_Job_
Would it be possible to write out each entry below exactly, without the pictures?

(Extracted data entries)

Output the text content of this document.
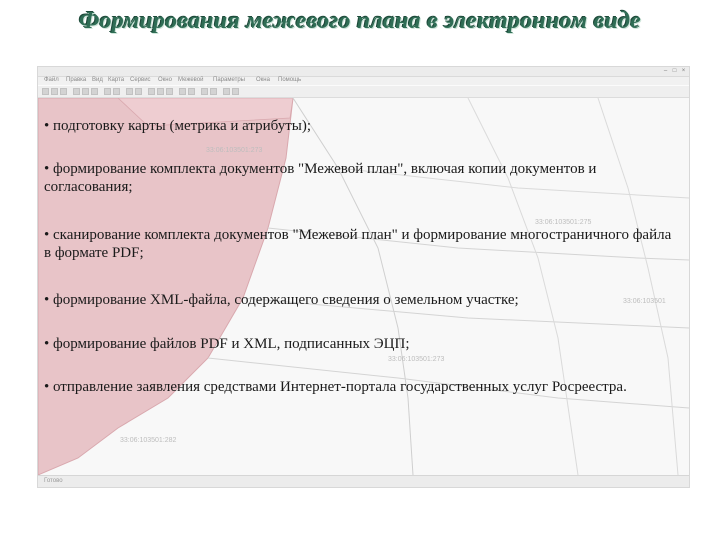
Формирования межевого плана в электронном виде
– □ ×
Файл Правка Вид Карта Сервис Окно Межевой Параметры Окна Помощь
33:06:103501:273
33:06:103501
33:06:103501:273
33:06:103501:275
33:06:103501:282
Готово
• подготовку карты (метрика и атрибуты);
• формирование комплекта документов "Межевой план", включая копии документов и согласования;
• сканирование комплекта документов "Межевой план" и формирование многостраничного файла в формате PDF;
• формирование XML-файла, содержащего сведения о земельном участке;
• формирование файлов PDF и XML, подписанных ЭЦП;
• отправление заявления средствами Интернет-портала государственных услуг Росреестра.
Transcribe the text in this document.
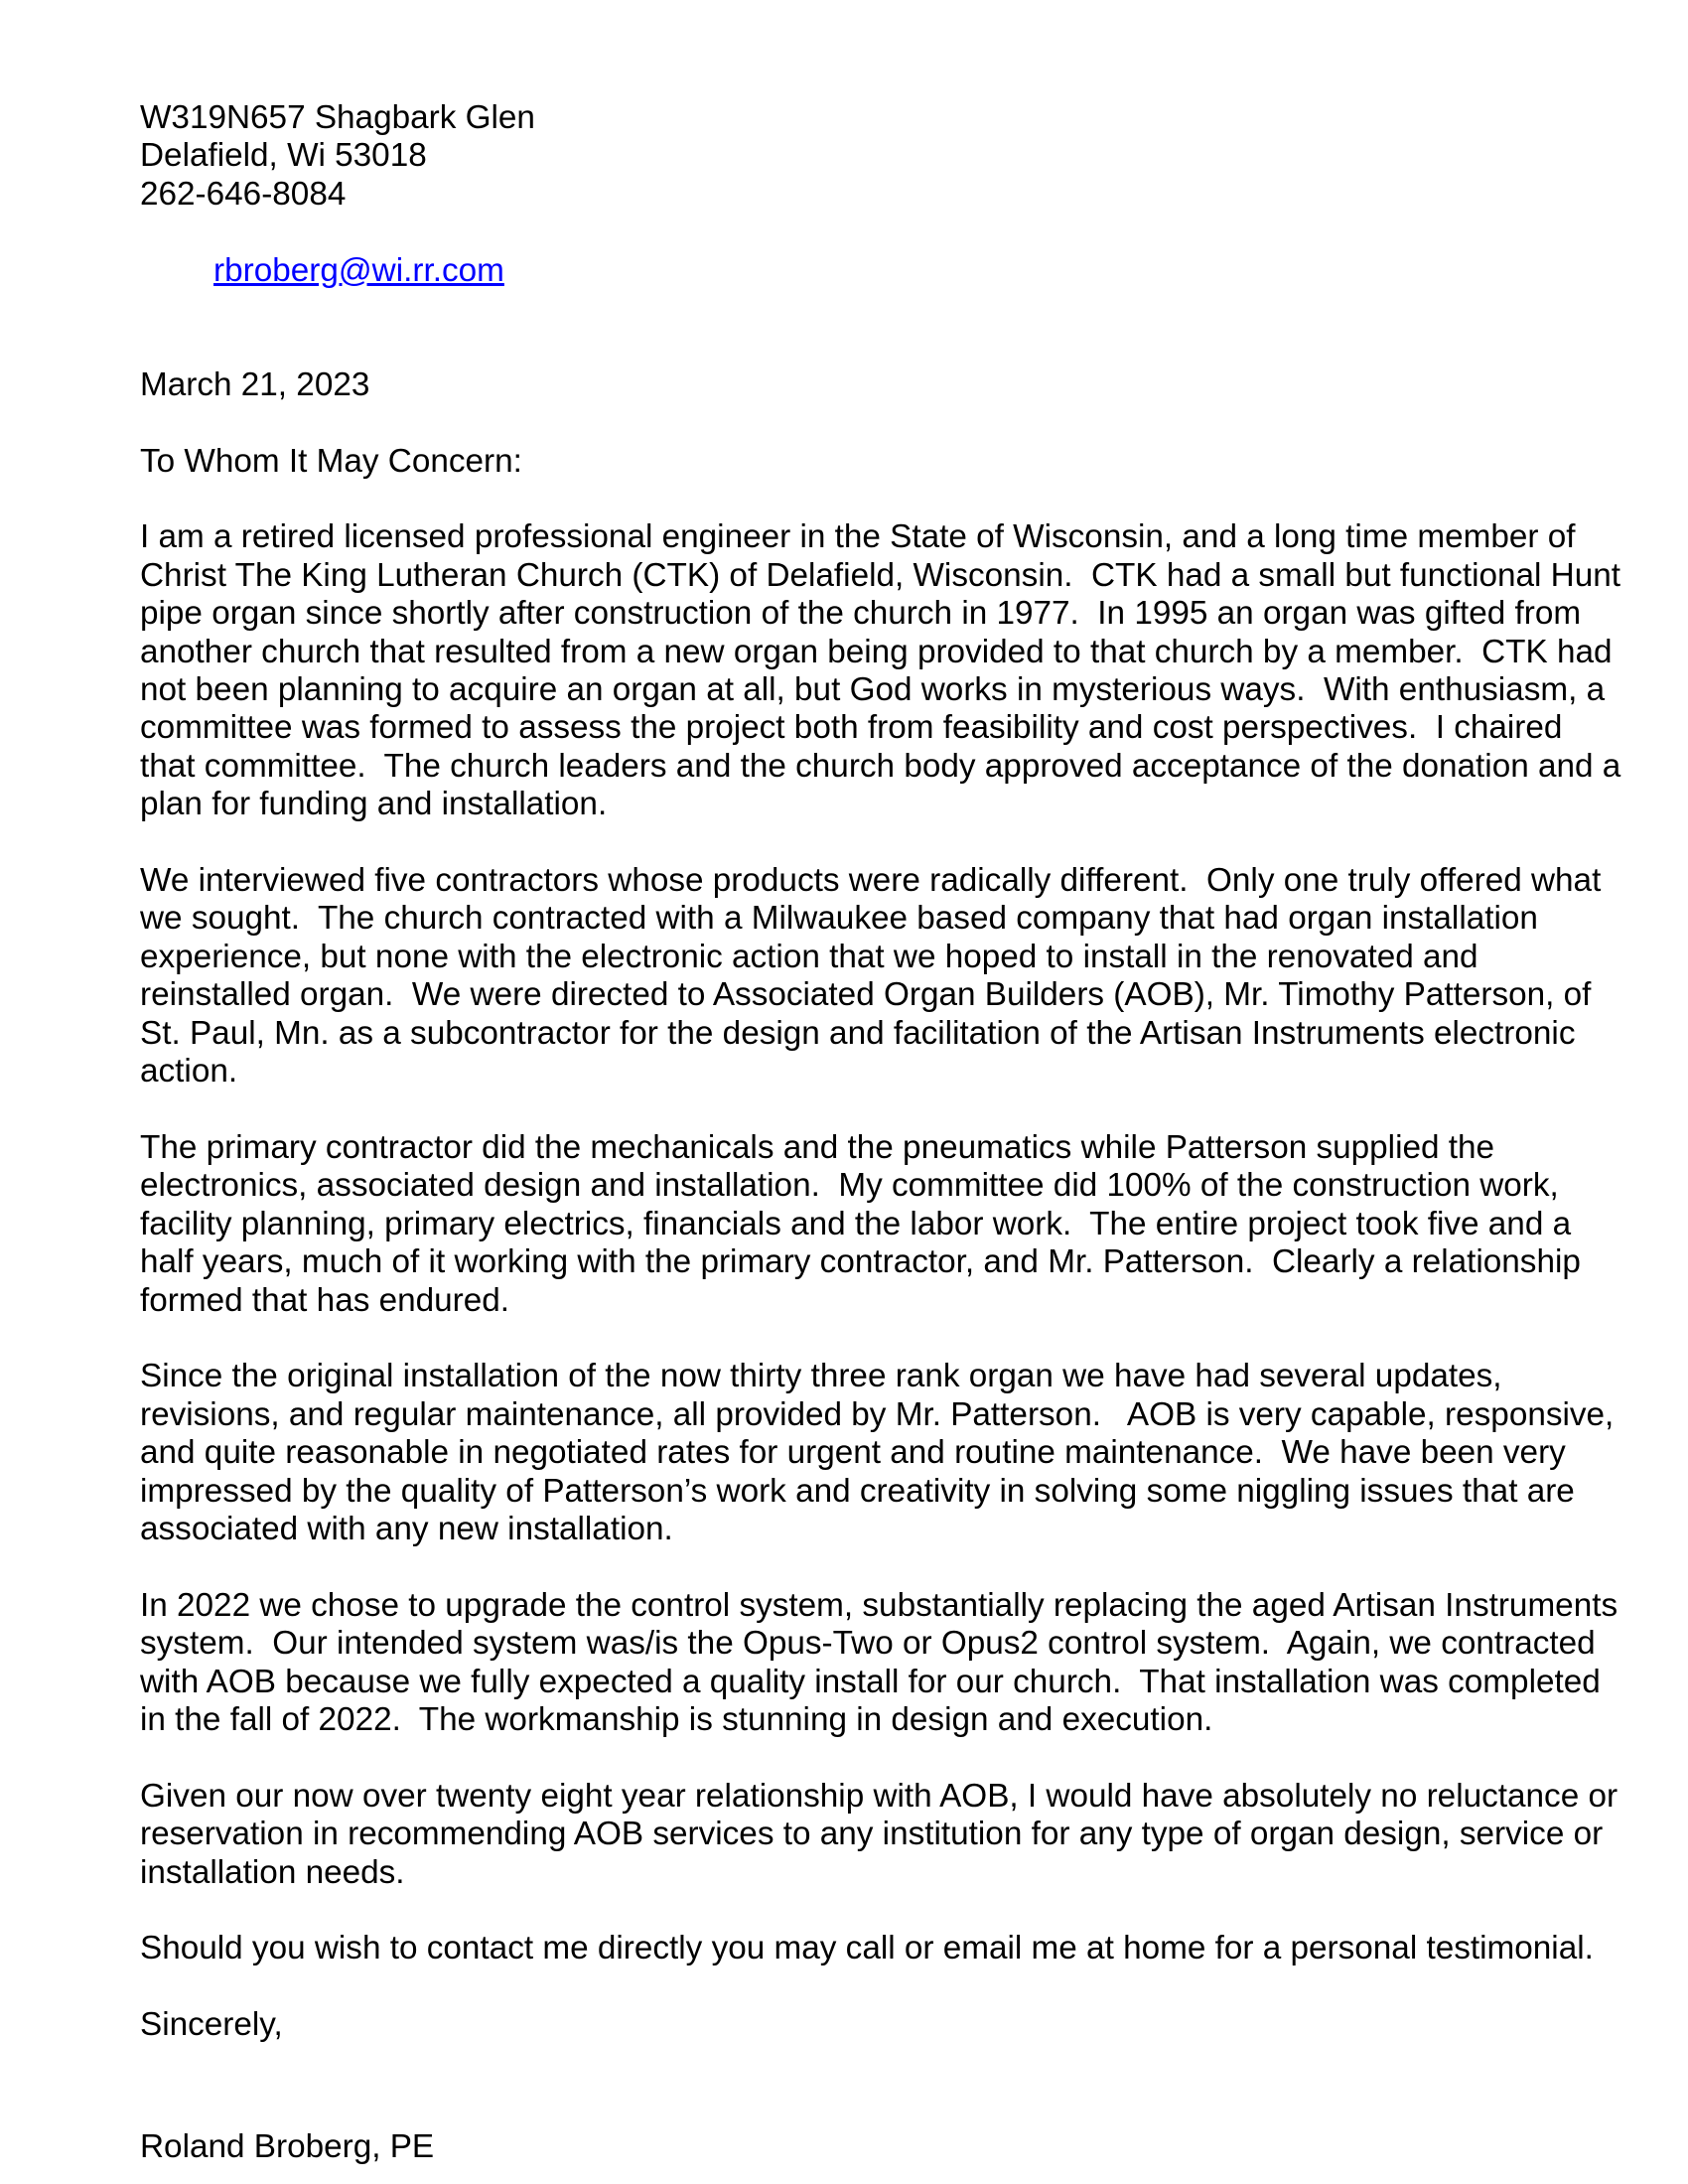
W319N657 Shagbark Glen
Delafield, Wi 53018
262-646-8084

rbroberg@wi.rr.com

March 21, 2023
To Whom It May Concern:
I am a retired licensed professional engineer in the State of Wisconsin, and a long time member of Christ The King Lutheran Church (CTK) of Delafield, Wisconsin.  CTK had a small but functional Hunt pipe organ since shortly after construction of the church in 1977.  In 1995 an organ was gifted from another church that resulted from a new organ being provided to that church by a member.  CTK had not been planning to acquire an organ at all, but God works in mysterious ways.  With enthusiasm, a committee was formed to assess the project both from feasibility and cost perspectives.  I chaired that committee.  The church leaders and the church body approved acceptance of the donation and a plan for funding and installation.
We interviewed five contractors whose products were radically different.  Only one truly offered what we sought.  The church contracted with a Milwaukee based company that had organ installation experience, but none with the electronic action that we hoped to install in the renovated and reinstalled organ.  We were directed to Associated Organ Builders (AOB), Mr. Timothy Patterson, of St. Paul, Mn. as a subcontractor for the design and facilitation of the Artisan Instruments electronic action.
The primary contractor did the mechanicals and the pneumatics while Patterson supplied the electronics, associated design and installation.  My committee did 100% of the construction work, facility planning, primary electrics, financials and the labor work.  The entire project took five and a half years, much of it working with the primary contractor, and Mr. Patterson.  Clearly a relationship formed that has endured.
Since the original installation of the now thirty three rank organ we have had several updates, revisions, and regular maintenance, all provided by Mr. Patterson.   AOB is very capable, responsive, and quite reasonable in negotiated rates for urgent and routine maintenance.  We have been very impressed by the quality of Patterson’s work and creativity in solving some niggling issues that are associated with any new installation.
In 2022 we chose to upgrade the control system, substantially replacing the aged Artisan Instruments system.  Our intended system was/is the Opus-Two or Opus2 control system.  Again, we contracted with AOB because we fully expected a quality install for our church.  That installation was completed in the fall of 2022.  The workmanship is stunning in design and execution.
Given our now over twenty eight year relationship with AOB, I would have absolutely no reluctance or reservation in recommending AOB services to any institution for any type of organ design, service or installation needs.
Should you wish to contact me directly you may call or email me at home for a personal testimonial.
Sincerely,
Roland Broberg, PE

_Solution to this problem_
Output the text content of this document.
Формирования межевого плана в электронном виде
– □ ×
Файл Правка Вид Карта Сервис Окно Межевой Параметры Окна Помощь
33:06:103501:273
33:06:103501
33:06:103501:273
33:06:103501:275
33:06:103501:282
Готово
• подготовку карты (метрика и атрибуты);
• формирование комплекта документов "Межевой план", включая копии документов и согласования;
• сканирование комплекта документов "Межевой план" и формирование многостраничного файла в формате PDF;
• формирование XML-файла, содержащего сведения о земельном участке;
• формирование файлов PDF и XML, подписанных ЭЦП;
• отправление заявления средствами Интернет-портала государственных услуг Росреестра.
Transcribe the text in this document.
W319N657 Shagbark Glen
Delafield, Wi 53018
262-646-8084

rbroberg@wi.rr.com

March 21, 2023
To Whom It May Concern:
I am a retired licensed professional engineer in the State of Wisconsin, and a long time member of Christ The King Lutheran Church (CTK) of Delafield, Wisconsin.  CTK had a small but functional Hunt pipe organ since shortly after construction of the church in 1977.  In 1995 an organ was gifted from another church that resulted from a new organ being provided to that church by a member.  CTK had not been planning to acquire an organ at all, but God works in mysterious ways.  With enthusiasm, a committee was formed to assess the project both from feasibility and cost perspectives.  I chaired that committee.  The church leaders and the church body approved acceptance of the donation and a plan for funding and installation.
We interviewed five contractors whose products were radically different.  Only one truly offered what we sought.  The church contracted with a Milwaukee based company that had organ installation experience, but none with the electronic action that we hoped to install in the renovated and reinstalled organ.  We were directed to Associated Organ Builders (AOB), Mr. Timothy Patterson, of St. Paul, Mn. as a subcontractor for the design and facilitation of the Artisan Instruments electronic action.
The primary contractor did the mechanicals and the pneumatics while Patterson supplied the electronics, associated design and installation.  My committee did 100% of the construction work, facility planning, primary electrics, financials and the labor work.  The entire project took five and a half years, much of it working with the primary contractor, and Mr. Patterson.  Clearly a relationship formed that has endured.
Since the original installation of the now thirty three rank organ we have had several updates, revisions, and regular maintenance, all provided by Mr. Patterson.   AOB is very capable, responsive, and quite reasonable in negotiated rates for urgent and routine maintenance.  We have been very impressed by the quality of Patterson’s work and creativity in solving some niggling issues that are associated with any new installation.
In 2022 we chose to upgrade the control system, substantially replacing the aged Artisan Instruments system.  Our intended system was/is the Opus-Two or Opus2 control system.  Again, we contracted with AOB because we fully expected a quality install for our church.  That installation was completed in the fall of 2022.  The workmanship is stunning in design and execution.
Given our now over twenty eight year relationship with AOB, I would have absolutely no reluctance or reservation in recommending AOB services to any institution for any type of organ design, service or installation needs.
Should you wish to contact me directly you may call or email me at home for a personal testimonial.
Sincerely,
Roland Broberg, PE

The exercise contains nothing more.